### EXTRACTED MATERIAL
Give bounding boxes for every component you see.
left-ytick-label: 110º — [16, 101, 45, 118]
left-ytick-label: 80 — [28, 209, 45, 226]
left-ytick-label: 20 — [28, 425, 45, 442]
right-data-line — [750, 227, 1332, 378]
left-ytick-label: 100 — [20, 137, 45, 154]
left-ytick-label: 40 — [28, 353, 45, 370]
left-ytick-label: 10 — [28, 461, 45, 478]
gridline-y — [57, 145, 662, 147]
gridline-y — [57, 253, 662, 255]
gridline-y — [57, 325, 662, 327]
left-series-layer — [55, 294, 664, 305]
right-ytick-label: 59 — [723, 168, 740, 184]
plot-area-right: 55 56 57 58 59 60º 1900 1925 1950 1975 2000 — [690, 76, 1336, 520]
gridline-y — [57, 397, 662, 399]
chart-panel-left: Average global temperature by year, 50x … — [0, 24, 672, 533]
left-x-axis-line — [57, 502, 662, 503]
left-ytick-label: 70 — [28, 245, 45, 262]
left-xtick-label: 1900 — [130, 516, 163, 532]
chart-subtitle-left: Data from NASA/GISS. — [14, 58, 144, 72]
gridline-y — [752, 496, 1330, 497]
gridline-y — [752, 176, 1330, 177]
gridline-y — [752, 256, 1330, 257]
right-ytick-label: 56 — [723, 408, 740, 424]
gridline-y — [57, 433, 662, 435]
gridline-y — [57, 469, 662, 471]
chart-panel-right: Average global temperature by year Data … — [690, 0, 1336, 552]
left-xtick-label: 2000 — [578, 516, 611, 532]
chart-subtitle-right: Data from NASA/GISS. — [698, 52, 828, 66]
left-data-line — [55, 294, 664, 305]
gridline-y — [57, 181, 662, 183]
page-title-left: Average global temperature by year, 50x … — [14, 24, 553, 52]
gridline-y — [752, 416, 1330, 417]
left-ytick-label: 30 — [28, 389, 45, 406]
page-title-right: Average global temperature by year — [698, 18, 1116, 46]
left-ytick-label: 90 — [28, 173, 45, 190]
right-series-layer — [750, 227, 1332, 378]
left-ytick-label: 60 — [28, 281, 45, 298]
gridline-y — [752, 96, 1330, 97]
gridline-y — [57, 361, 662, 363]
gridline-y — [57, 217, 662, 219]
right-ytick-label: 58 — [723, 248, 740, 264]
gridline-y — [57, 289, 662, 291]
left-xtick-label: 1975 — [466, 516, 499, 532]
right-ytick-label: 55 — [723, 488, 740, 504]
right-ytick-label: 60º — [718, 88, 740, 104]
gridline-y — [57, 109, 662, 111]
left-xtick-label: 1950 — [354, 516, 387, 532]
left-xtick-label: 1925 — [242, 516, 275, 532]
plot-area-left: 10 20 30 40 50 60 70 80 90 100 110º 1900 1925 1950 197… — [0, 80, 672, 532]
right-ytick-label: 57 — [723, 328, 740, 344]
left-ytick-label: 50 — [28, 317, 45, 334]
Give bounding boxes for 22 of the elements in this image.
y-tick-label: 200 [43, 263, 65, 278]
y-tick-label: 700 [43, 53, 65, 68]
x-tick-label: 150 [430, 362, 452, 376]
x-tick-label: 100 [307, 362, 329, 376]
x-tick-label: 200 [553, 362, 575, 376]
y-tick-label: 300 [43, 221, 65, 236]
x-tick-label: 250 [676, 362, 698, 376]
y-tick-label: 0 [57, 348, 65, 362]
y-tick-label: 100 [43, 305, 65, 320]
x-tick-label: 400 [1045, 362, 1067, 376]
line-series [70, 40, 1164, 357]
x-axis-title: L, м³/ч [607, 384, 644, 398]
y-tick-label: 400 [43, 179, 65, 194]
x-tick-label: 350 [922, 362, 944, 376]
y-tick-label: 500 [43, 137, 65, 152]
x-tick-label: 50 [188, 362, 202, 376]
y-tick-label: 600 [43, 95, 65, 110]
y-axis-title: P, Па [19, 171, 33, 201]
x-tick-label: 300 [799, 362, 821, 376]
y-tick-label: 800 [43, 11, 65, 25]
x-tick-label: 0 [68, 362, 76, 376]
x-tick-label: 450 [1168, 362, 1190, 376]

### TO BE DONE
Reproduce all of the material above word for word, from its first line to its last.

### EXPECTED ANSWER
Give bounding boxes for every component you see.
left-ytick-label: 110º — [16, 101, 45, 118]
left-ytick-label: 80 — [28, 209, 45, 226]
left-ytick-label: 20 — [28, 425, 45, 442]
right-data-line — [750, 227, 1332, 378]
left-ytick-label: 100 — [20, 137, 45, 154]
left-ytick-label: 40 — [28, 353, 45, 370]
left-ytick-label: 10 — [28, 461, 45, 478]
gridline-y — [57, 145, 662, 147]
gridline-y — [57, 253, 662, 255]
gridline-y — [57, 325, 662, 327]
left-series-layer — [55, 294, 664, 305]
right-ytick-label: 59 — [723, 168, 740, 184]
plot-area-right: 55 56 57 58 59 60º 1900 1925 1950 1975 2000 — [690, 76, 1336, 520]
gridline-y — [57, 397, 662, 399]
chart-panel-left: Average global temperature by year, 50x … — [0, 24, 672, 533]
left-x-axis-line — [57, 502, 662, 503]
left-ytick-label: 70 — [28, 245, 45, 262]
left-xtick-label: 1900 — [130, 516, 163, 532]
chart-subtitle-left: Data from NASA/GISS. — [14, 58, 144, 72]
gridline-y — [752, 496, 1330, 497]
gridline-y — [752, 176, 1330, 177]
gridline-y — [752, 256, 1330, 257]
right-ytick-label: 56 — [723, 408, 740, 424]
gridline-y — [57, 433, 662, 435]
gridline-y — [57, 469, 662, 471]
chart-panel-right: Average global temperature by year Data … — [690, 0, 1336, 552]
left-xtick-label: 2000 — [578, 516, 611, 532]
chart-subtitle-right: Data from NASA/GISS. — [698, 52, 828, 66]
left-data-line — [55, 294, 664, 305]
gridline-y — [57, 181, 662, 183]
page-title-left: Average global temperature by year, 50x … — [14, 24, 553, 52]
gridline-y — [752, 416, 1330, 417]
left-ytick-label: 30 — [28, 389, 45, 406]
page-title-right: Average global temperature by year — [698, 18, 1116, 46]
left-ytick-label: 90 — [28, 173, 45, 190]
right-series-layer — [750, 227, 1332, 378]
left-ytick-label: 60 — [28, 281, 45, 298]
gridline-y — [752, 96, 1330, 97]
gridline-y — [57, 361, 662, 363]
gridline-y — [57, 217, 662, 219]
right-ytick-label: 58 — [723, 248, 740, 264]
gridline-y — [57, 289, 662, 291]
left-xtick-label: 1975 — [466, 516, 499, 532]
right-ytick-label: 55 — [723, 488, 740, 504]
right-ytick-label: 60º — [718, 88, 740, 104]
gridline-y — [57, 109, 662, 111]
left-xtick-label: 1950 — [354, 516, 387, 532]
left-xtick-label: 1925 — [242, 516, 275, 532]
plot-area-left: 10 20 30 40 50 60 70 80 90 100 110º 1900 1925 1950 197… — [0, 80, 672, 532]
right-ytick-label: 57 — [723, 328, 740, 344]
left-ytick-label: 50 — [28, 317, 45, 334]
Give bounding boxes for 22 of the elements in this image.
y-tick-label: 200 [43, 263, 65, 278]
y-tick-label: 700 [43, 53, 65, 68]
x-tick-label: 150 [430, 362, 452, 376]
x-tick-label: 100 [307, 362, 329, 376]
x-tick-label: 200 [553, 362, 575, 376]
y-tick-label: 300 [43, 221, 65, 236]
x-tick-label: 250 [676, 362, 698, 376]
y-tick-label: 0 [57, 348, 65, 362]
y-tick-label: 100 [43, 305, 65, 320]
x-tick-label: 400 [1045, 362, 1067, 376]
line-series [70, 40, 1164, 357]
x-axis-title: L, м³/ч [607, 384, 644, 398]
y-tick-label: 400 [43, 179, 65, 194]
x-tick-label: 350 [922, 362, 944, 376]
y-tick-label: 500 [43, 137, 65, 152]
x-tick-label: 50 [188, 362, 202, 376]
y-tick-label: 600 [43, 95, 65, 110]
y-axis-title: P, Па [19, 171, 33, 201]
x-tick-label: 300 [799, 362, 821, 376]
y-tick-label: 800 [43, 11, 65, 25]
x-tick-label: 0 [68, 362, 76, 376]
x-tick-label: 450 [1168, 362, 1190, 376]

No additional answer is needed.